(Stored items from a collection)
=-=-=

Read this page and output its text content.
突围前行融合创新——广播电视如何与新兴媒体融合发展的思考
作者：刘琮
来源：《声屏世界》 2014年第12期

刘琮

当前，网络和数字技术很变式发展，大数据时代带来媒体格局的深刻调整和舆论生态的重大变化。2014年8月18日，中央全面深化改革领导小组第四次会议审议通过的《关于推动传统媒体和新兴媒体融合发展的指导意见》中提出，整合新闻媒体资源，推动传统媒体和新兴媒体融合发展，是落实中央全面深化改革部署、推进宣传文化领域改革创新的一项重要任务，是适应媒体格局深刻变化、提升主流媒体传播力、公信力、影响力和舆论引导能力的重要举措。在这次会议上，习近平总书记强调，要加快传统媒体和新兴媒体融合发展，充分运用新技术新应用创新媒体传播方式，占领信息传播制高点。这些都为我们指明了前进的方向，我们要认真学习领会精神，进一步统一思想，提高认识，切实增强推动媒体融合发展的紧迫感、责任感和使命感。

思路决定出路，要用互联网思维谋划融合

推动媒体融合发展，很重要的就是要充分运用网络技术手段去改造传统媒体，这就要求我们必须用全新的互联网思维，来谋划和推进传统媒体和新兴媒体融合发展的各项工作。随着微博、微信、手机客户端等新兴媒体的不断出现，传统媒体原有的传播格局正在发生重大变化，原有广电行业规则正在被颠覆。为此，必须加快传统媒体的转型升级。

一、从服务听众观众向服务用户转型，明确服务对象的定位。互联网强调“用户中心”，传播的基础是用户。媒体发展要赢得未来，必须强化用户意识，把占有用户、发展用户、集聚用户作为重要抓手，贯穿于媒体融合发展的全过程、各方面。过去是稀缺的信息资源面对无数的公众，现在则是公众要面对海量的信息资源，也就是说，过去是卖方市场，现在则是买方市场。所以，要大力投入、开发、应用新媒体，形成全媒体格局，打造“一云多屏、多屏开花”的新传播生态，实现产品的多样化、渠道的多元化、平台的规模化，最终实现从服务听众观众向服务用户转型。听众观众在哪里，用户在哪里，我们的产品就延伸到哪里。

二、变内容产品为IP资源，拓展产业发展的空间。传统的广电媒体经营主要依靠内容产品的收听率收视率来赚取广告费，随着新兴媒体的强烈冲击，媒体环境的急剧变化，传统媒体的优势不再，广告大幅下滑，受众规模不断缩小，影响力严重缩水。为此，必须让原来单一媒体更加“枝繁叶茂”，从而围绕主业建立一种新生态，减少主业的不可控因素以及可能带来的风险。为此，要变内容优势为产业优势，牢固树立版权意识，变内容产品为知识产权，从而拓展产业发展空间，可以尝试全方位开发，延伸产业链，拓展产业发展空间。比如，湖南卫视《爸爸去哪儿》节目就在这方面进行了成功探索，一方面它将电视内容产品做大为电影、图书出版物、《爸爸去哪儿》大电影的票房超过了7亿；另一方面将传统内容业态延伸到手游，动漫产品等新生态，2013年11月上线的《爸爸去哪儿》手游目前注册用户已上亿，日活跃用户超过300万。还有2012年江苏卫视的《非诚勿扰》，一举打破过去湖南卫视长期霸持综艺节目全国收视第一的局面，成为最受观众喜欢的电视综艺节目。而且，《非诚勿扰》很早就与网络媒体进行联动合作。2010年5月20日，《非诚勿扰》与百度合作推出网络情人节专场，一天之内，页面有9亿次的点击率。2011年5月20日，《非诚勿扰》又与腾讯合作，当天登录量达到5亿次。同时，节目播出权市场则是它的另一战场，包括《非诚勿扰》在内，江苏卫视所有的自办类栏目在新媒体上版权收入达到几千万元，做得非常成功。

=-=-=

— Problem to work on —
Print the material once more, exactly.

— Problem solution —
Read this page and output its text content.
突围前行融合创新——广播电视如何与新兴媒体融合发展的思考
作者：刘琮
来源：《声屏世界》 2014年第12期

刘琮

当前，网络和数字技术很变式发展，大数据时代带来媒体格局的深刻调整和舆论生态的重大变化。2014年8月18日，中央全面深化改革领导小组第四次会议审议通过的《关于推动传统媒体和新兴媒体融合发展的指导意见》中提出，整合新闻媒体资源，推动传统媒体和新兴媒体融合发展，是落实中央全面深化改革部署、推进宣传文化领域改革创新的一项重要任务，是适应媒体格局深刻变化、提升主流媒体传播力、公信力、影响力和舆论引导能力的重要举措。在这次会议上，习近平总书记强调，要加快传统媒体和新兴媒体融合发展，充分运用新技术新应用创新媒体传播方式，占领信息传播制高点。这些都为我们指明了前进的方向，我们要认真学习领会精神，进一步统一思想，提高认识，切实增强推动媒体融合发展的紧迫感、责任感和使命感。

思路决定出路，要用互联网思维谋划融合

推动媒体融合发展，很重要的就是要充分运用网络技术手段去改造传统媒体，这就要求我们必须用全新的互联网思维，来谋划和推进传统媒体和新兴媒体融合发展的各项工作。随着微博、微信、手机客户端等新兴媒体的不断出现，传统媒体原有的传播格局正在发生重大变化，原有广电行业规则正在被颠覆。为此，必须加快传统媒体的转型升级。

一、从服务听众观众向服务用户转型，明确服务对象的定位。互联网强调“用户中心”，传播的基础是用户。媒体发展要赢得未来，必须强化用户意识，把占有用户、发展用户、集聚用户作为重要抓手，贯穿于媒体融合发展的全过程、各方面。过去是稀缺的信息资源面对无数的公众，现在则是公众要面对海量的信息资源，也就是说，过去是卖方市场，现在则是买方市场。所以，要大力投入、开发、应用新媒体，形成全媒体格局，打造“一云多屏、多屏开花”的新传播生态，实现产品的多样化、渠道的多元化、平台的规模化，最终实现从服务听众观众向服务用户转型。听众观众在哪里，用户在哪里，我们的产品就延伸到哪里。

二、变内容产品为IP资源，拓展产业发展的空间。传统的广电媒体经营主要依靠内容产品的收听率收视率来赚取广告费，随着新兴媒体的强烈冲击，媒体环境的急剧变化，传统媒体的优势不再，广告大幅下滑，受众规模不断缩小，影响力严重缩水。为此，必须让原来单一媒体更加“枝繁叶茂”，从而围绕主业建立一种新生态，减少主业的不可控因素以及可能带来的风险。为此，要变内容优势为产业优势，牢固树立版权意识，变内容产品为知识产权，从而拓展产业发展空间，可以尝试全方位开发，延伸产业链，拓展产业发展空间。比如，湖南卫视《爸爸去哪儿》节目就在这方面进行了成功探索，一方面它将电视内容产品做大为电影、图书出版物、《爸爸去哪儿》大电影的票房超过了7亿；另一方面将传统内容业态延伸到手游，动漫产品等新生态，2013年11月上线的《爸爸去哪儿》手游目前注册用户已上亿，日活跃用户超过300万。还有2012年江苏卫视的《非诚勿扰》，一举打破过去湖南卫视长期霸持综艺节目全国收视第一的局面，成为最受观众喜欢的电视综艺节目。而且，《非诚勿扰》很早就与网络媒体进行联动合作。2010年5月20日，《非诚勿扰》与百度合作推出网络情人节专场，一天之内，页面有9亿次的点击率。2011年5月20日，《非诚勿扰》又与腾讯合作，当天登录量达到5亿次。同时，节目播出权市场则是它的另一战场，包括《非诚勿扰》在内，江苏卫视所有的自办类栏目在新媒体上版权收入达到几千万元，做得非常成功。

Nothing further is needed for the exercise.